— TASK TO CARRY OUT —
What is needed is the run of lines from the one with "What text is on this page?" through the close of the data, set down exactly.

— DATASET —

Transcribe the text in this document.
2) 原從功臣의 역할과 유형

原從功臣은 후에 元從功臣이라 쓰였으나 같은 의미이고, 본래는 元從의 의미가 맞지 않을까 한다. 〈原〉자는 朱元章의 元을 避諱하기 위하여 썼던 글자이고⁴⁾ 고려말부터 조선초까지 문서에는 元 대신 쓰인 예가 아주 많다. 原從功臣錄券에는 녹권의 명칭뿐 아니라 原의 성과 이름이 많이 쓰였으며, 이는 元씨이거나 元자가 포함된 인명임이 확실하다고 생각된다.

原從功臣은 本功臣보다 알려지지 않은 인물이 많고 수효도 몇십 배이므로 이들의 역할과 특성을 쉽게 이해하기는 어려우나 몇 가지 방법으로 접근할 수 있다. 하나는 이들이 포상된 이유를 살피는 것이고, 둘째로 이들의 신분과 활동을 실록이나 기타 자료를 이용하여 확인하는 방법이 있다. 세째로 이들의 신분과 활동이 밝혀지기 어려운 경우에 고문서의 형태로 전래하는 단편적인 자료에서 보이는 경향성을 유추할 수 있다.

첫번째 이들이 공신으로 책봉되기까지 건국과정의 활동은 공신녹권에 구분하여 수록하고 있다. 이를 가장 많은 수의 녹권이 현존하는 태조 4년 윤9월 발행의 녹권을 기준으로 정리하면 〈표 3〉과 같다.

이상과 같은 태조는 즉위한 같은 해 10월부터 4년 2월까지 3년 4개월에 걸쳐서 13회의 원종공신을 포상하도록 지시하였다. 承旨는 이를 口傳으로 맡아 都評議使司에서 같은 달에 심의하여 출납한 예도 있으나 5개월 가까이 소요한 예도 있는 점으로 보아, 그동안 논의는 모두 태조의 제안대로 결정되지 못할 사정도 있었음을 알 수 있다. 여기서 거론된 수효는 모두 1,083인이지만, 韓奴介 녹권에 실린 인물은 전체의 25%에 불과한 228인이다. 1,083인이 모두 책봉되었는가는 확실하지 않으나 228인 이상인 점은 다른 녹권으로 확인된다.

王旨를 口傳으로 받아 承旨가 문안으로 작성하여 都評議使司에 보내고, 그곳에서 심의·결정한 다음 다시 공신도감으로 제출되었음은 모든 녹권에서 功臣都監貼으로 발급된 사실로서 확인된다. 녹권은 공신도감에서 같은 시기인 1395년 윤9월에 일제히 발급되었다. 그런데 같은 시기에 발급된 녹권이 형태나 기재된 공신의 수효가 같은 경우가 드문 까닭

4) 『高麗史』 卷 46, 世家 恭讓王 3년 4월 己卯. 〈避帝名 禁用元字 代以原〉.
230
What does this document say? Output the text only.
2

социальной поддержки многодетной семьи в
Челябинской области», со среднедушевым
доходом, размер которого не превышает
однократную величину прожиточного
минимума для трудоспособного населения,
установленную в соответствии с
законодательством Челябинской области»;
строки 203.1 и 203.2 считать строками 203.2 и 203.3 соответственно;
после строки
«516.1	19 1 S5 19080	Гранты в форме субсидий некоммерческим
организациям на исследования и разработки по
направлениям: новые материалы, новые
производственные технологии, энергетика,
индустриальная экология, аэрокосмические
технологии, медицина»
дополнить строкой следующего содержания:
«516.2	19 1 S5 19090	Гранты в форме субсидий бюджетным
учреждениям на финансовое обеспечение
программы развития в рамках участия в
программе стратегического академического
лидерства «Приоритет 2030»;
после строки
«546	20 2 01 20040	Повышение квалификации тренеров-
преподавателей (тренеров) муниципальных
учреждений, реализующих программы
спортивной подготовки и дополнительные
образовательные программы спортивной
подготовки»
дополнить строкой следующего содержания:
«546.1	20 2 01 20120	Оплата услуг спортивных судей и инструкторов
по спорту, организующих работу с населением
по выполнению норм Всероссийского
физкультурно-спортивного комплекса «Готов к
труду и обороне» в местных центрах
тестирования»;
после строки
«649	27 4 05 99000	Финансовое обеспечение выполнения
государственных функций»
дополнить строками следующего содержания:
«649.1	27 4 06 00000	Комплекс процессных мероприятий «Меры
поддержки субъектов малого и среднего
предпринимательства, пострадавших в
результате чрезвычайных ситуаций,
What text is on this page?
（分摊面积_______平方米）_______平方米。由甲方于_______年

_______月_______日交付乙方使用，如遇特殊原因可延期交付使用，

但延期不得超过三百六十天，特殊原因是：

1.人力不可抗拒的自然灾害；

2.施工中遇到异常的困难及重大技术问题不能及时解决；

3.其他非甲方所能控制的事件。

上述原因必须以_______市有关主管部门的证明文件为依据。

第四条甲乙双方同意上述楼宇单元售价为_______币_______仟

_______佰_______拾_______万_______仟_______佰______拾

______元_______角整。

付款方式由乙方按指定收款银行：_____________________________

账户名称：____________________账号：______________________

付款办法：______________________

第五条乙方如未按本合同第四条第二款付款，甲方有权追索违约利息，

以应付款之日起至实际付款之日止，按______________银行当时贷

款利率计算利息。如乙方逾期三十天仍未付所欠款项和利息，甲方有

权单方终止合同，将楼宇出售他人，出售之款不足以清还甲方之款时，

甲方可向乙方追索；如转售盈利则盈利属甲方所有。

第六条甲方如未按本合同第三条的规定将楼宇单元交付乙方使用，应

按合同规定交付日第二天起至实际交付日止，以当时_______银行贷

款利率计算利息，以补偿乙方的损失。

— CORRECT RESPONSE —
What text is on this page?
（分摊面积_______平方米）_______平方米。由甲方于_______年

_______月_______日交付乙方使用，如遇特殊原因可延期交付使用，

但延期不得超过三百六十天，特殊原因是：

1.人力不可抗拒的自然灾害；

2.施工中遇到异常的困难及重大技术问题不能及时解决；

3.其他非甲方所能控制的事件。

上述原因必须以_______市有关主管部门的证明文件为依据。

第四条甲乙双方同意上述楼宇单元售价为_______币_______仟

_______佰_______拾_______万_______仟_______佰______拾

______元_______角整。

付款方式由乙方按指定收款银行：_____________________________

账户名称：____________________账号：______________________

付款办法：______________________

第五条乙方如未按本合同第四条第二款付款，甲方有权追索违约利息，

以应付款之日起至实际付款之日止，按______________银行当时贷

款利率计算利息。如乙方逾期三十天仍未付所欠款项和利息，甲方有

权单方终止合同，将楼宇出售他人，出售之款不足以清还甲方之款时，

甲方可向乙方追索；如转售盈利则盈利属甲方所有。

第六条甲方如未按本合同第三条的规定将楼宇单元交付乙方使用，应

按合同规定交付日第二天起至实际交付日止，以当时_______银行贷

款利率计算利息，以补偿乙方的损失。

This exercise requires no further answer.